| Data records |

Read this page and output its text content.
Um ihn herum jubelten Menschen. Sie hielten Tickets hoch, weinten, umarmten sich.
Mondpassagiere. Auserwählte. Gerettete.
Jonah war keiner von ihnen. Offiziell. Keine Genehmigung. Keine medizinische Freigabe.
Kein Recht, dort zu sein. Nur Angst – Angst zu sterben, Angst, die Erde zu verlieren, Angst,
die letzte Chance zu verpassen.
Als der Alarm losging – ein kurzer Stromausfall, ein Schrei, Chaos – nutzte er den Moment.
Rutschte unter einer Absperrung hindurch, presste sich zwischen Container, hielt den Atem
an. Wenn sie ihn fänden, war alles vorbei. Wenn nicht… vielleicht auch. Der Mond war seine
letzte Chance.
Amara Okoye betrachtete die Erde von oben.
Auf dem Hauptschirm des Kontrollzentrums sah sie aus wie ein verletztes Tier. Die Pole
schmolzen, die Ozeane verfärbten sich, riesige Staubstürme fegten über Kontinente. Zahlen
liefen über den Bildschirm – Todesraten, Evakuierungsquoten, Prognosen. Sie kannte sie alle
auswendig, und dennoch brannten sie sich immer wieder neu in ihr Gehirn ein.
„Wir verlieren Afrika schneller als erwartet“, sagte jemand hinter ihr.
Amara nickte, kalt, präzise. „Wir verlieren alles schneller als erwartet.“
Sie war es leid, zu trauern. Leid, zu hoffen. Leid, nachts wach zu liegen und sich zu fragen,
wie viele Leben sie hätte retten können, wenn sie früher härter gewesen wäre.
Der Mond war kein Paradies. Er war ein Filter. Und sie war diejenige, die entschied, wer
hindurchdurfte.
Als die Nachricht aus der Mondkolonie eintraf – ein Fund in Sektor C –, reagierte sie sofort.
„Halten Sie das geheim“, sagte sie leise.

| TASK TO CARRY OUT |
Reproduce the entries above exactly.

| RESPONSE |
Read this page and output its text content.
Um ihn herum jubelten Menschen. Sie hielten Tickets hoch, weinten, umarmten sich.
Mondpassagiere. Auserwählte. Gerettete.
Jonah war keiner von ihnen. Offiziell. Keine Genehmigung. Keine medizinische Freigabe.
Kein Recht, dort zu sein. Nur Angst – Angst zu sterben, Angst, die Erde zu verlieren, Angst,
die letzte Chance zu verpassen.
Als der Alarm losging – ein kurzer Stromausfall, ein Schrei, Chaos – nutzte er den Moment.
Rutschte unter einer Absperrung hindurch, presste sich zwischen Container, hielt den Atem
an. Wenn sie ihn fänden, war alles vorbei. Wenn nicht… vielleicht auch. Der Mond war seine
letzte Chance.
Amara Okoye betrachtete die Erde von oben.
Auf dem Hauptschirm des Kontrollzentrums sah sie aus wie ein verletztes Tier. Die Pole
schmolzen, die Ozeane verfärbten sich, riesige Staubstürme fegten über Kontinente. Zahlen
liefen über den Bildschirm – Todesraten, Evakuierungsquoten, Prognosen. Sie kannte sie alle
auswendig, und dennoch brannten sie sich immer wieder neu in ihr Gehirn ein.
„Wir verlieren Afrika schneller als erwartet“, sagte jemand hinter ihr.
Amara nickte, kalt, präzise. „Wir verlieren alles schneller als erwartet.“
Sie war es leid, zu trauern. Leid, zu hoffen. Leid, nachts wach zu liegen und sich zu fragen,
wie viele Leben sie hätte retten können, wenn sie früher härter gewesen wäre.
Der Mond war kein Paradies. Er war ein Filter. Und sie war diejenige, die entschied, wer
hindurchdurfte.
Als die Nachricht aus der Mondkolonie eintraf – ein Fund in Sektor C –, reagierte sie sofort.
„Halten Sie das geheim“, sagte sie leise.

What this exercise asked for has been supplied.